• **Exercise objective**
Repeat the data lines from the line with "code-line[interactable] <box>0 474" to the line with "chevron-down-icon[interactable] <box>23 611", both ends included, without changing anything.
═══ Data records
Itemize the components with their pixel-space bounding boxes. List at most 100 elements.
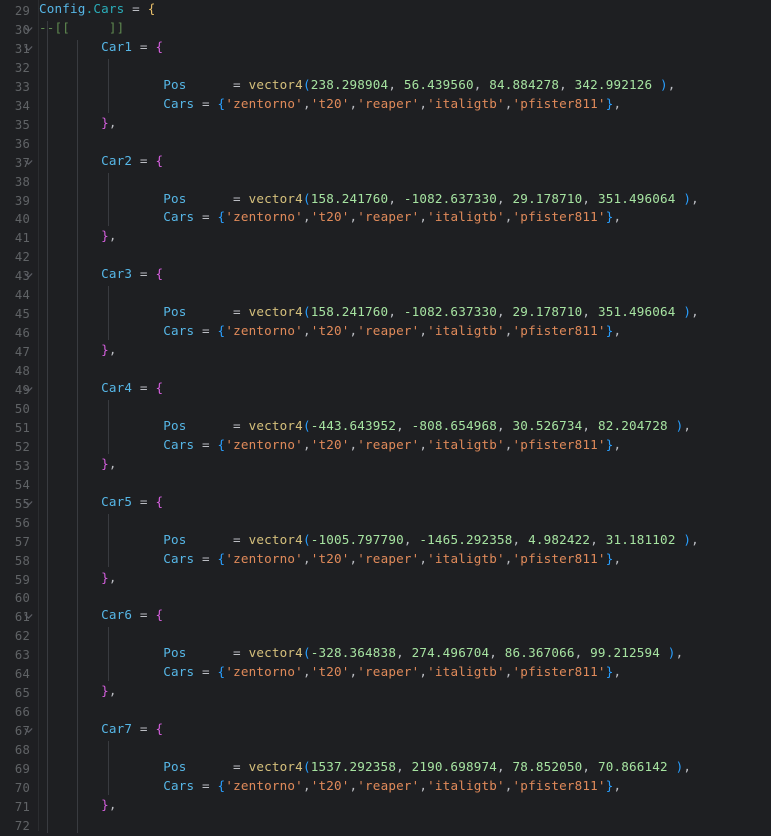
code-line[interactable] <box>0 474 771 493</box>
line-number[interactable]: 58 <box>0 552 30 571</box>
code-line[interactable] <box>0 398 771 417</box>
line-number[interactable]: 53 <box>0 457 30 476</box>
chevron-down-icon[interactable] <box>23 270 34 281</box>
line-number[interactable]: 66 <box>0 703 30 722</box>
line-number[interactable]: 47 <box>0 343 30 362</box>
line-number[interactable]: 48 <box>0 362 30 381</box>
chevron-down-icon[interactable] <box>23 611 34 622</box>
line-number[interactable]: 68 <box>0 741 30 760</box>
line-number[interactable]: 42 <box>0 248 30 267</box>
line-number[interactable]: 32 <box>0 59 30 78</box>
code-line[interactable]: Cars = {'zentorno','t20','reaper','itali… <box>0 550 771 569</box>
code-line[interactable]: }, <box>0 455 771 474</box>
code-line[interactable]: }, <box>0 682 771 701</box>
code-line[interactable]: Cars = {'zentorno','t20','reaper','itali… <box>0 663 771 682</box>
code-line[interactable]: }, <box>0 227 771 246</box>
code-editor[interactable]: Config.Cars = {--[[ ]] Car1 = { Pos = ve… <box>0 0 771 833</box>
code-line[interactable]: Car1 = { <box>0 38 771 57</box>
code-line[interactable]: Car2 = { <box>0 152 771 171</box>
code-line[interactable]: Cars = {'zentorno','t20','reaper','itali… <box>0 95 771 114</box>
code-line[interactable] <box>0 625 771 644</box>
line-number[interactable]: 50 <box>0 400 30 419</box>
code-token: 'reaper' <box>357 664 420 680</box>
code-line[interactable]: Config.Cars = { <box>0 0 771 19</box>
code-line[interactable]: }, <box>0 569 771 588</box>
code-line[interactable]: --[[ ]] <box>0 19 771 38</box>
line-number[interactable]: 35 <box>0 116 30 135</box>
code-line[interactable]: Car3 = { <box>0 265 771 284</box>
chevron-down-icon[interactable] <box>23 24 34 35</box>
code-token: 29.178710 <box>512 304 583 320</box>
chevron-down-icon[interactable] <box>23 384 34 395</box>
code-line[interactable]: Pos = vector4(158.241760, -1082.637330, … <box>0 303 771 322</box>
code-line[interactable] <box>0 360 771 379</box>
line-number[interactable]: 36 <box>0 135 30 154</box>
line-number[interactable]: 64 <box>0 665 30 684</box>
code-token: , <box>675 645 684 661</box>
line-number[interactable]: 59 <box>0 571 30 590</box>
chevron-down-icon[interactable] <box>23 157 34 168</box>
chevron-down-icon[interactable] <box>23 498 34 509</box>
code-line[interactable]: Pos = vector4(-443.643952, -808.654968, … <box>0 417 771 436</box>
line-number[interactable]: 41 <box>0 229 30 248</box>
line-number[interactable]: 52 <box>0 438 30 457</box>
code-token: = <box>186 531 249 547</box>
line-number[interactable]: 51 <box>0 419 30 438</box>
code-line[interactable]: Car4 = { <box>0 379 771 398</box>
line-number[interactable]: 33 <box>0 78 30 97</box>
code-line[interactable]: Pos = vector4(238.298904, 56.439560, 84.… <box>0 76 771 95</box>
line-number-gutter[interactable]: 29 30 31 32 33 34 35 36 37 38 39 40 41 42 43 44 45 46 47 48… <box>0 0 38 833</box>
code-line[interactable]: Car7 = { <box>0 720 771 739</box>
code-text-area[interactable]: Config.Cars = {--[[ ]] Car1 = { Pos = ve… <box>0 0 771 831</box>
code-line[interactable] <box>0 171 771 190</box>
code-line[interactable]: Car5 = { <box>0 493 771 512</box>
code-line[interactable] <box>0 701 771 720</box>
line-number[interactable]: 29 <box>0 2 30 21</box>
line-number[interactable]: 34 <box>0 97 30 116</box>
code-line[interactable]: }, <box>0 114 771 133</box>
line-number[interactable]: 70 <box>0 779 30 798</box>
code-line[interactable] <box>0 512 771 531</box>
line-number[interactable]: 69 <box>0 760 30 779</box>
line-number[interactable]: 45 <box>0 305 30 324</box>
line-number[interactable]: 38 <box>0 173 30 192</box>
code-line[interactable]: }, <box>0 796 771 815</box>
code-line[interactable]: Pos = vector4(1537.292358, 2190.698974, … <box>0 758 771 777</box>
code-line[interactable]: Pos = vector4(-328.364838, 274.496704, 8… <box>0 644 771 663</box>
line-number[interactable]: 63 <box>0 646 30 665</box>
code-token: = <box>132 721 156 737</box>
code-token: = <box>132 266 156 282</box>
code-line[interactable] <box>0 739 771 758</box>
code-line[interactable]: Cars = {'zentorno','t20','reaper','itali… <box>0 208 771 227</box>
line-number[interactable]: 60 <box>0 589 30 608</box>
line-number[interactable]: 72 <box>0 817 30 836</box>
code-line[interactable]: Pos = vector4(-1005.797790, -1465.292358… <box>0 531 771 550</box>
line-number[interactable]: 62 <box>0 627 30 646</box>
code-line[interactable]: }, <box>0 341 771 360</box>
line-number[interactable]: 40 <box>0 210 30 229</box>
line-number[interactable]: 54 <box>0 476 30 495</box>
line-number[interactable]: 56 <box>0 514 30 533</box>
code-token: , <box>504 550 513 566</box>
line-number[interactable]: 39 <box>0 192 30 211</box>
line-number[interactable]: 44 <box>0 286 30 305</box>
code-line[interactable] <box>0 284 771 303</box>
code-line[interactable]: Cars = {'zentorno','t20','reaper','itali… <box>0 322 771 341</box>
code-line[interactable] <box>0 133 771 152</box>
code-line[interactable]: Cars = {'zentorno','t20','reaper','itali… <box>0 777 771 796</box>
chevron-down-icon[interactable] <box>23 725 34 736</box>
chevron-down-icon[interactable] <box>23 43 34 54</box>
code-line[interactable] <box>0 57 771 76</box>
code-token: , <box>582 759 598 774</box>
code-line[interactable]: Pos = vector4(158.241760, -1082.637330, … <box>0 190 771 209</box>
line-number[interactable]: 65 <box>0 684 30 703</box>
line-number[interactable]: 46 <box>0 324 30 343</box>
line-number[interactable]: 71 <box>0 798 30 817</box>
code-token: Cars <box>39 323 195 339</box>
line-number[interactable]: 57 <box>0 533 30 552</box>
code-line[interactable] <box>0 587 771 606</box>
code-line[interactable]: Car6 = { <box>0 606 771 625</box>
code-line[interactable] <box>0 246 771 265</box>
code-line[interactable]: Cars = {'zentorno','t20','reaper','itali… <box>0 436 771 455</box>
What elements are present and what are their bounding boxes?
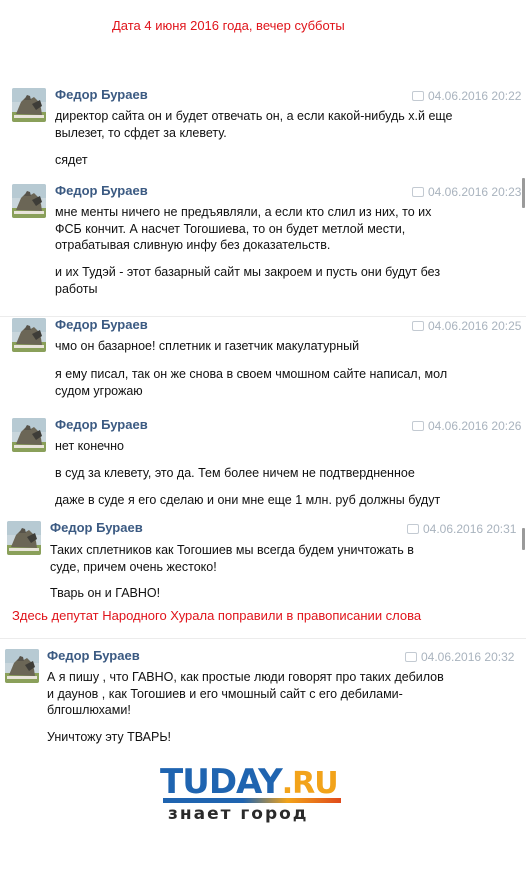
══════
• **Final answer**
code-line[interactable] <box>0 474 771 493</box>
line-number[interactable]: 58 <box>0 552 30 571</box>
code-line[interactable] <box>0 398 771 417</box>
line-number[interactable]: 53 <box>0 457 30 476</box>
chevron-down-icon[interactable] <box>23 270 34 281</box>
line-number[interactable]: 66 <box>0 703 30 722</box>
line-number[interactable]: 47 <box>0 343 30 362</box>
line-number[interactable]: 48 <box>0 362 30 381</box>
chevron-down-icon[interactable] <box>23 611 34 622</box>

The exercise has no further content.